Copy every line in which the string "upang" occurs.

- **Input**
-*-

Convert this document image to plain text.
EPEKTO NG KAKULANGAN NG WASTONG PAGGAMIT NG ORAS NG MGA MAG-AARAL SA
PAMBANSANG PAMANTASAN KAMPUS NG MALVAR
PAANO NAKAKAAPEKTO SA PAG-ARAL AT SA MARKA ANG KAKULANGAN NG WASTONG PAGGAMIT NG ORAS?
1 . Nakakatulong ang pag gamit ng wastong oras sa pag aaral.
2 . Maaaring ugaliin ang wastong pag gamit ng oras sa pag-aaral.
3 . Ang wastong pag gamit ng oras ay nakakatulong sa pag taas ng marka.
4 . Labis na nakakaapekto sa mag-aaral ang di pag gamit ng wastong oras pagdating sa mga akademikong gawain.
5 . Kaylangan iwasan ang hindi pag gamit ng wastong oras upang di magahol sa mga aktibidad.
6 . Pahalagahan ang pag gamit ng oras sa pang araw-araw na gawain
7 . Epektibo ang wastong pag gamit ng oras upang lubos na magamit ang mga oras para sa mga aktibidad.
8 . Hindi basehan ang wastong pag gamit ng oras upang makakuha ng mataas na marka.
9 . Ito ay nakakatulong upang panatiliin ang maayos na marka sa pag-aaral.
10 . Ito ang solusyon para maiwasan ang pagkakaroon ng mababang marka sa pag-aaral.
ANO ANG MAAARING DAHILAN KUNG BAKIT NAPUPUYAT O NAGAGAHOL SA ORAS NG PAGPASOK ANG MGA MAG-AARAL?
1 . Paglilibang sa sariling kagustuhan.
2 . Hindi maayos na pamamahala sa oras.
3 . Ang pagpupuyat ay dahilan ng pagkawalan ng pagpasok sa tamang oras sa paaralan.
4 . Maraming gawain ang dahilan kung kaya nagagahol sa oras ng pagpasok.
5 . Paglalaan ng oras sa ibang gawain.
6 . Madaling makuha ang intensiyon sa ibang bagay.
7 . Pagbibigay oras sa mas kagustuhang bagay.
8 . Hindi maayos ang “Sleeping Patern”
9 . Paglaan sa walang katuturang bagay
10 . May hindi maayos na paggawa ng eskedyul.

-*-

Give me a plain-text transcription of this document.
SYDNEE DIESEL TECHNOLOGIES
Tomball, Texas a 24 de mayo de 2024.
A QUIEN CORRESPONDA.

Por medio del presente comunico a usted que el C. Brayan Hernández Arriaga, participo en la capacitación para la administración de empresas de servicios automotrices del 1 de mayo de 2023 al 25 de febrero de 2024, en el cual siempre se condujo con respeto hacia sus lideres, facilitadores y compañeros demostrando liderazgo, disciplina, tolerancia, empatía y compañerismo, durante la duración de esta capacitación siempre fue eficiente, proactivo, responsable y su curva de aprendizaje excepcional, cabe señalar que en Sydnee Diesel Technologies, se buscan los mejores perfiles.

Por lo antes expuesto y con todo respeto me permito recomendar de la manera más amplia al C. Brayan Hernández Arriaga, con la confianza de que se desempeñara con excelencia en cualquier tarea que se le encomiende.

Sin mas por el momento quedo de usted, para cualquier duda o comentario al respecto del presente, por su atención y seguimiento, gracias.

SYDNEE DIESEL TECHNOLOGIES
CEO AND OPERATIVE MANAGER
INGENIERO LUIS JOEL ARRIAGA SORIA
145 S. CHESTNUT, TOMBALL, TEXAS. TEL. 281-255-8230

-*-

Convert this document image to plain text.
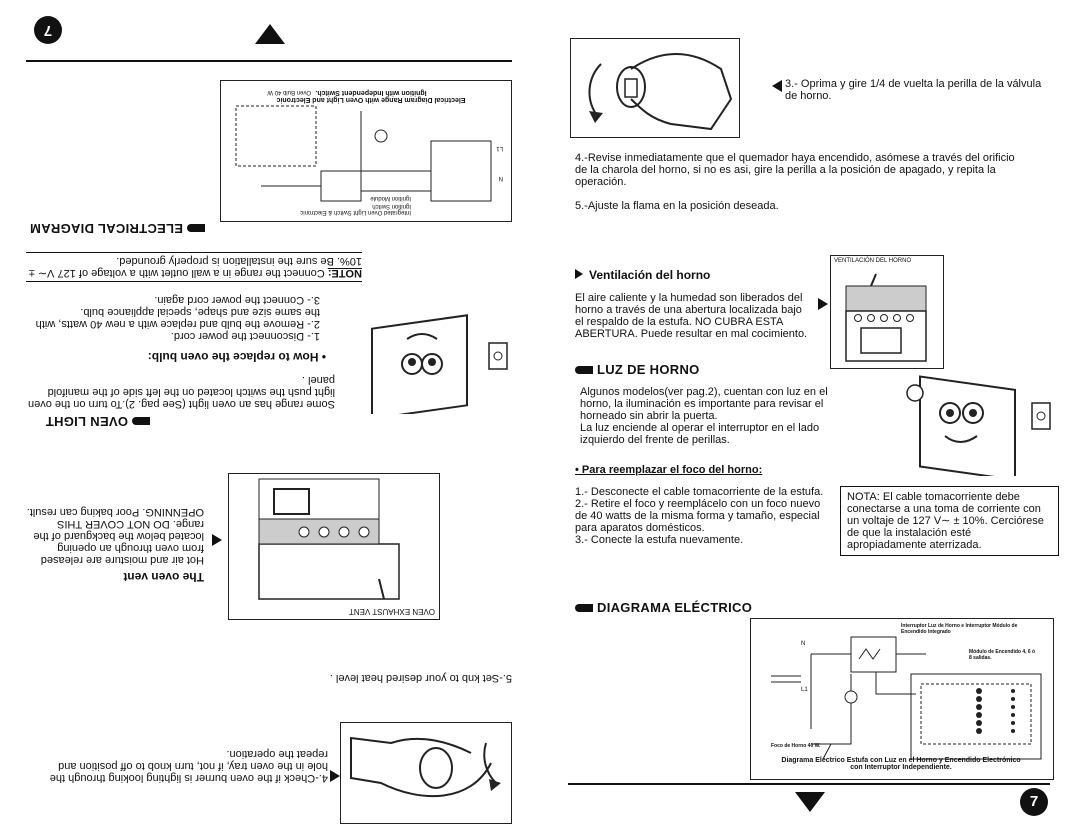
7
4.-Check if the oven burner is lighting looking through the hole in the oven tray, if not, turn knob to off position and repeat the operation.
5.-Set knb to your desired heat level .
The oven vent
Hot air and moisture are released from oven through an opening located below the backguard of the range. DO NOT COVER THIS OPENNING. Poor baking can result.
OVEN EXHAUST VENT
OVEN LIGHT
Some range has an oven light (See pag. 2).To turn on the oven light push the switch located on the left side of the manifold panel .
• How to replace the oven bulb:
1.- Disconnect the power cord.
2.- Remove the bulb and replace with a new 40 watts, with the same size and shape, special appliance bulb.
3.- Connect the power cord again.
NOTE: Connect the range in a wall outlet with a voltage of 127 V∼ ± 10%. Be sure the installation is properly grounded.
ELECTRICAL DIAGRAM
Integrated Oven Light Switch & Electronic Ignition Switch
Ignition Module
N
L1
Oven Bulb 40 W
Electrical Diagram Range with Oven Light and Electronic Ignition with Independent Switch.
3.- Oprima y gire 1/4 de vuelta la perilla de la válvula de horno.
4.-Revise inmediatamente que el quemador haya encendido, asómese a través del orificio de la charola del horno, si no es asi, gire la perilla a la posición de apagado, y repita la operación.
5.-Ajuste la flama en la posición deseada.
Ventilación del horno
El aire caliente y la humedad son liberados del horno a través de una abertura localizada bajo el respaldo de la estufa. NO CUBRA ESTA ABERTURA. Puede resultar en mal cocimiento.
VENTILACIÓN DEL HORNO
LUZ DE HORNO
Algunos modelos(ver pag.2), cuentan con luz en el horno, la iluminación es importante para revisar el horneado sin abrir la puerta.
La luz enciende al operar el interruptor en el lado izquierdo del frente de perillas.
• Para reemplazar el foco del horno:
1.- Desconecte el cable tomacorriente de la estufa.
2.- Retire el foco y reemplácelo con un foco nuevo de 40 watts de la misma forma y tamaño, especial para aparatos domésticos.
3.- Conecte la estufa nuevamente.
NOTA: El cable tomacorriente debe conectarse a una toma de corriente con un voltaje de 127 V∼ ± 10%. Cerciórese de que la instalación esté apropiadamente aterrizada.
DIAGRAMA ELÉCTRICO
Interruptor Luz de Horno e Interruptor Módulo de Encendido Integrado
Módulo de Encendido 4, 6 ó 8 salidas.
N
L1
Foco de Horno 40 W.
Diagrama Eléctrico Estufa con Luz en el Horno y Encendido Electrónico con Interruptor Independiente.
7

-*-

- **Full answer**
5 . Kaylangan iwasan ang hindi pag gamit ng wastong oras upang di magahol sa mga aktibidad.
7 . Epektibo ang wastong pag gamit ng oras upang lubos na magamit ang mga oras para sa mga aktibidad.
8 . Hindi basehan ang wastong pag gamit ng oras upang makakuha ng mataas na marka.
9 . Ito ay nakakatulong upang panatiliin ang maayos na marka sa pag-aaral.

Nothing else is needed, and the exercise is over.